* Work to complete
If a line in the records contains the word "American", count it; state the resulting number and nothing more.

* Record extracts
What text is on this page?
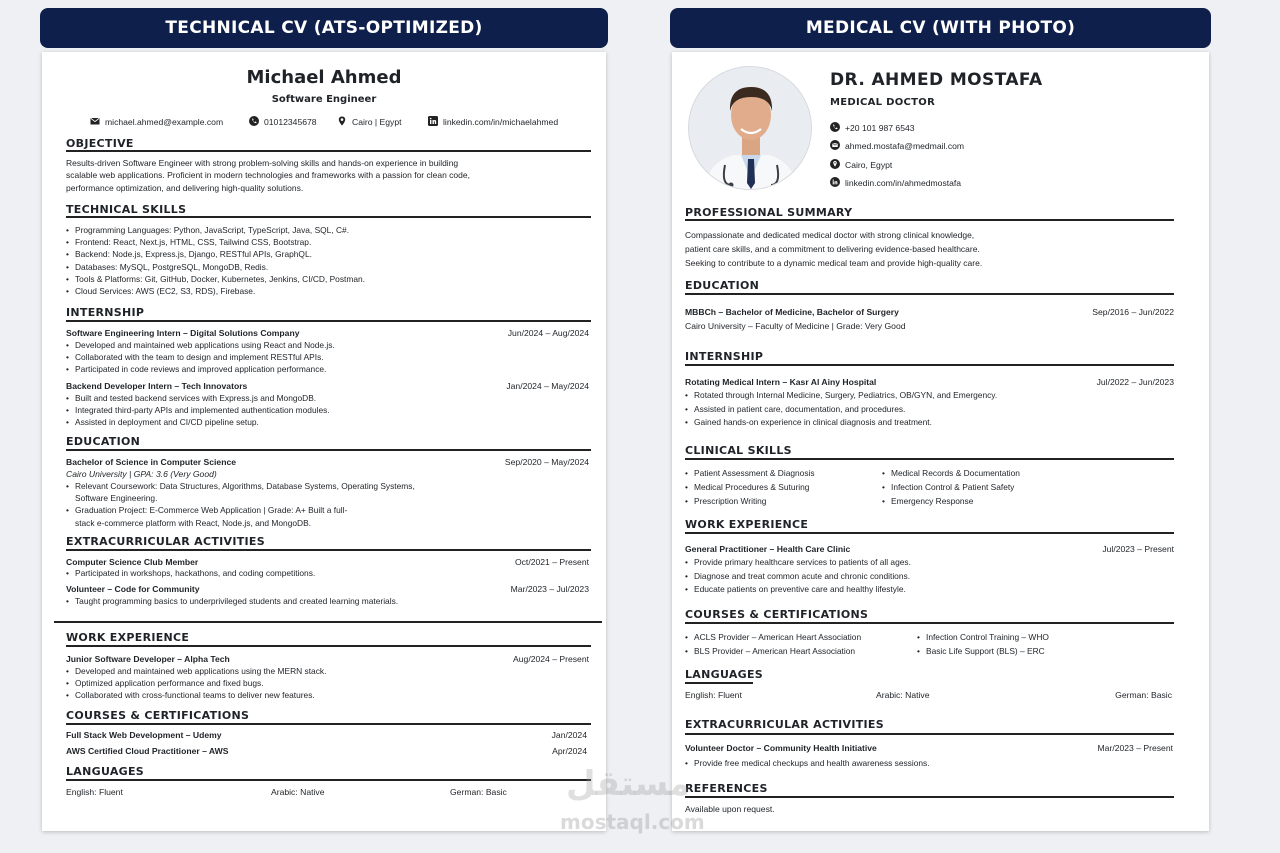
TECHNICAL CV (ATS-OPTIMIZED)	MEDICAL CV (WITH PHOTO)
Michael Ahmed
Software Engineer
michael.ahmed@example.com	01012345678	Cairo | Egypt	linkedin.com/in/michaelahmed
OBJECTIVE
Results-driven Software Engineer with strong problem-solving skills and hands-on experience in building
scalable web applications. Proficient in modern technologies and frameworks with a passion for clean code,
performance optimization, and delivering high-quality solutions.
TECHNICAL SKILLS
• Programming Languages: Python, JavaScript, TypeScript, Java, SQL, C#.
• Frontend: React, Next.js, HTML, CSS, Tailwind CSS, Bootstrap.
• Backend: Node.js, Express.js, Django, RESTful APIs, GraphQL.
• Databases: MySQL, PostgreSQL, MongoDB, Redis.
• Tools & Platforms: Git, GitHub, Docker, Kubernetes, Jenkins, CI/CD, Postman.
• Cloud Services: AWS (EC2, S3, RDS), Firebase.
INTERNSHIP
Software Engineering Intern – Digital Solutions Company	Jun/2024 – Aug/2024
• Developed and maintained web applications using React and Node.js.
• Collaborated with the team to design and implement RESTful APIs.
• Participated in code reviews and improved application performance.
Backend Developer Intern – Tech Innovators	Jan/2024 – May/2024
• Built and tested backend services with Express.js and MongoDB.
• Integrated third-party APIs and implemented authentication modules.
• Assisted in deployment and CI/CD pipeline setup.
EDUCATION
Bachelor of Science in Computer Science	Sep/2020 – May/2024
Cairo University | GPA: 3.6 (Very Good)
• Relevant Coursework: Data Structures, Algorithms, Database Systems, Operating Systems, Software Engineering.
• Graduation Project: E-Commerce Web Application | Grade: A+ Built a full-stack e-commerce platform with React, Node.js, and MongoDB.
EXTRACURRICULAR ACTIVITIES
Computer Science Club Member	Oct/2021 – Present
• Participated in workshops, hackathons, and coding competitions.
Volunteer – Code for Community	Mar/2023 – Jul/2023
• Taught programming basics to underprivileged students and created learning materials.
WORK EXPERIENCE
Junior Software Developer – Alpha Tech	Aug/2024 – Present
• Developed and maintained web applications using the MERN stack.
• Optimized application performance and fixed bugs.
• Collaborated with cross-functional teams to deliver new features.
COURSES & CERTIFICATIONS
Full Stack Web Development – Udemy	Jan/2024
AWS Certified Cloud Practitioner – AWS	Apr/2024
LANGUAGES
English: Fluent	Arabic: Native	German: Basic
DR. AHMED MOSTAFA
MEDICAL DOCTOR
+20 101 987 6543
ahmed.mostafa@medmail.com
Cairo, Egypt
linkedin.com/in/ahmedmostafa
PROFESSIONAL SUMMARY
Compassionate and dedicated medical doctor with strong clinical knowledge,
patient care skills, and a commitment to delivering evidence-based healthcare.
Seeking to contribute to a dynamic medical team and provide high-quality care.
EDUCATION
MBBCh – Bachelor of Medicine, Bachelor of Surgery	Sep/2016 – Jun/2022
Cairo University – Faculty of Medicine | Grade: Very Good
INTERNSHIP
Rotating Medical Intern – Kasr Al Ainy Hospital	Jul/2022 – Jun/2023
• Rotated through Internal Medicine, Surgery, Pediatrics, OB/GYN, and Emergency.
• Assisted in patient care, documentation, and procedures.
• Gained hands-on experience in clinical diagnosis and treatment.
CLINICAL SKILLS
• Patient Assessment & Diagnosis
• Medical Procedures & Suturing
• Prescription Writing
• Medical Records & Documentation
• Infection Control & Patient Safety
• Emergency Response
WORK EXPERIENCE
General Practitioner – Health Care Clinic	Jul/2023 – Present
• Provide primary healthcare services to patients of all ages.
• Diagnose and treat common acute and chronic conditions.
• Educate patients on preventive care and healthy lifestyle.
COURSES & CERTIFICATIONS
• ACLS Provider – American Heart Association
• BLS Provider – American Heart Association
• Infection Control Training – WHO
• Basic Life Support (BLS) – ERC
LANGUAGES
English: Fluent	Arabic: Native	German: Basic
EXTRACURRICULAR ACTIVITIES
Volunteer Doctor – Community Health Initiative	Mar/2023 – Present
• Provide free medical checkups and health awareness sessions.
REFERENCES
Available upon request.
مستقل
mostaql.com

* Exercise solution
2